··· Task material ···

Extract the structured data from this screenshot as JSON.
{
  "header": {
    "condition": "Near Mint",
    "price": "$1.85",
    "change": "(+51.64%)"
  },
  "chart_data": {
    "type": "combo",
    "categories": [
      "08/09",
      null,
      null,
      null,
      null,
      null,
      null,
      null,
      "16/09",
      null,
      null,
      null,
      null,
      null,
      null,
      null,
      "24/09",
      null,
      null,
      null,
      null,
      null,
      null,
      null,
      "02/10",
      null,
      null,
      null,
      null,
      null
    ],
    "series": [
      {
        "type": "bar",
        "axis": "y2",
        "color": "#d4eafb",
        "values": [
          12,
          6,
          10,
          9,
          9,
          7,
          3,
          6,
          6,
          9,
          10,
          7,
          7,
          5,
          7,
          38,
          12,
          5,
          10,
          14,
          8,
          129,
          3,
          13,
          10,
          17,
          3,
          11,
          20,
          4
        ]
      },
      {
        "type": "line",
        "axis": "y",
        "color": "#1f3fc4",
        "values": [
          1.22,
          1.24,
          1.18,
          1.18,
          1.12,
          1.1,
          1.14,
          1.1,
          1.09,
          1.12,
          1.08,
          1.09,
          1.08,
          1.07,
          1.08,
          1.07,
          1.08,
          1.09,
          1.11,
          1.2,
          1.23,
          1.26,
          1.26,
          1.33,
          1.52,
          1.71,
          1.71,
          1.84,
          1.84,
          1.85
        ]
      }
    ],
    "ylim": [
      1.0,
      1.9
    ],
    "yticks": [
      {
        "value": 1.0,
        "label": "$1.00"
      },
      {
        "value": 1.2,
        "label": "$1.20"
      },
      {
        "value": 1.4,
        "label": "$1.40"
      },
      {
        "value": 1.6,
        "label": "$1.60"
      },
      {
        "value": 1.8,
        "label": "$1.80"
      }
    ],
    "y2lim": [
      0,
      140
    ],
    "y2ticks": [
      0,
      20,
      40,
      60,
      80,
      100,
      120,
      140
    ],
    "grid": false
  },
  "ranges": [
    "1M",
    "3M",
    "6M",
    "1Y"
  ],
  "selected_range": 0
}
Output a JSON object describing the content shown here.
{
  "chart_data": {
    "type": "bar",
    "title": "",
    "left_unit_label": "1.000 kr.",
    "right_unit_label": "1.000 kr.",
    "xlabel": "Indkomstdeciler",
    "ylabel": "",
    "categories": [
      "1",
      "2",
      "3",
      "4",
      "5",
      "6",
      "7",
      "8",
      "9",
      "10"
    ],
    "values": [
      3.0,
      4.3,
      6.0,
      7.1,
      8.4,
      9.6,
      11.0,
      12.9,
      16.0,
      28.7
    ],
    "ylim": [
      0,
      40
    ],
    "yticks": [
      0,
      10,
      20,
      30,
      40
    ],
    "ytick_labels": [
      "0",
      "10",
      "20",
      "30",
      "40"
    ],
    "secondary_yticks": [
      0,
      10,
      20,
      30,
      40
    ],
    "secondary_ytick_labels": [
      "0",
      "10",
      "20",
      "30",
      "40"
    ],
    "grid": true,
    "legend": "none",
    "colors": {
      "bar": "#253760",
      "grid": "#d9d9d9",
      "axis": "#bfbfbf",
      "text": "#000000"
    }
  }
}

···

— What is being asked —
Each line of the material above must be retyped precisely.

— Reply —
Extract the structured data from this screenshot as JSON.
{
  "header": {
    "condition": "Near Mint",
    "price": "$1.85",
    "change": "(+51.64%)"
  },
  "chart_data": {
    "type": "combo",
    "categories": [
      "08/09",
      null,
      null,
      null,
      null,
      null,
      null,
      null,
      "16/09",
      null,
      null,
      null,
      null,
      null,
      null,
      null,
      "24/09",
      null,
      null,
      null,
      null,
      null,
      null,
      null,
      "02/10",
      null,
      null,
      null,
      null,
      null
    ],
    "series": [
      {
        "type": "bar",
        "axis": "y2",
        "color": "#d4eafb",
        "values": [
          12,
          6,
          10,
          9,
          9,
          7,
          3,
          6,
          6,
          9,
          10,
          7,
          7,
          5,
          7,
          38,
          12,
          5,
          10,
          14,
          8,
          129,
          3,
          13,
          10,
          17,
          3,
          11,
          20,
          4
        ]
      },
      {
        "type": "line",
        "axis": "y",
        "color": "#1f3fc4",
        "values": [
          1.22,
          1.24,
          1.18,
          1.18,
          1.12,
          1.1,
          1.14,
          1.1,
          1.09,
          1.12,
          1.08,
          1.09,
          1.08,
          1.07,
          1.08,
          1.07,
          1.08,
          1.09,
          1.11,
          1.2,
          1.23,
          1.26,
          1.26,
          1.33,
          1.52,
          1.71,
          1.71,
          1.84,
          1.84,
          1.85
        ]
      }
    ],
    "ylim": [
      1.0,
      1.9
    ],
    "yticks": [
      {
        "value": 1.0,
        "label": "$1.00"
      },
      {
        "value": 1.2,
        "label": "$1.20"
      },
      {
        "value": 1.4,
        "label": "$1.40"
      },
      {
        "value": 1.6,
        "label": "$1.60"
      },
      {
        "value": 1.8,
        "label": "$1.80"
      }
    ],
    "y2lim": [
      0,
      140
    ],
    "y2ticks": [
      0,
      20,
      40,
      60,
      80,
      100,
      120,
      140
    ],
    "grid": false
  },
  "ranges": [
    "1M",
    "3M",
    "6M",
    "1Y"
  ],
  "selected_range": 0
}
Output a JSON object describing the content shown here.
{
  "chart_data": {
    "type": "bar",
    "title": "",
    "left_unit_label": "1.000 kr.",
    "right_unit_label": "1.000 kr.",
    "xlabel": "Indkomstdeciler",
    "ylabel": "",
    "categories": [
      "1",
      "2",
      "3",
      "4",
      "5",
      "6",
      "7",
      "8",
      "9",
      "10"
    ],
    "values": [
      3.0,
      4.3,
      6.0,
      7.1,
      8.4,
      9.6,
      11.0,
      12.9,
      16.0,
      28.7
    ],
    "ylim": [
      0,
      40
    ],
    "yticks": [
      0,
      10,
      20,
      30,
      40
    ],
    "ytick_labels": [
      "0",
      "10",
      "20",
      "30",
      "40"
    ],
    "secondary_yticks": [
      0,
      10,
      20,
      30,
      40
    ],
    "secondary_ytick_labels": [
      "0",
      "10",
      "20",
      "30",
      "40"
    ],
    "grid": true,
    "legend": "none",
    "colors": {
      "bar": "#253760",
      "grid": "#d9d9d9",
      "axis": "#bfbfbf",
      "text": "#000000"
    }
  }
}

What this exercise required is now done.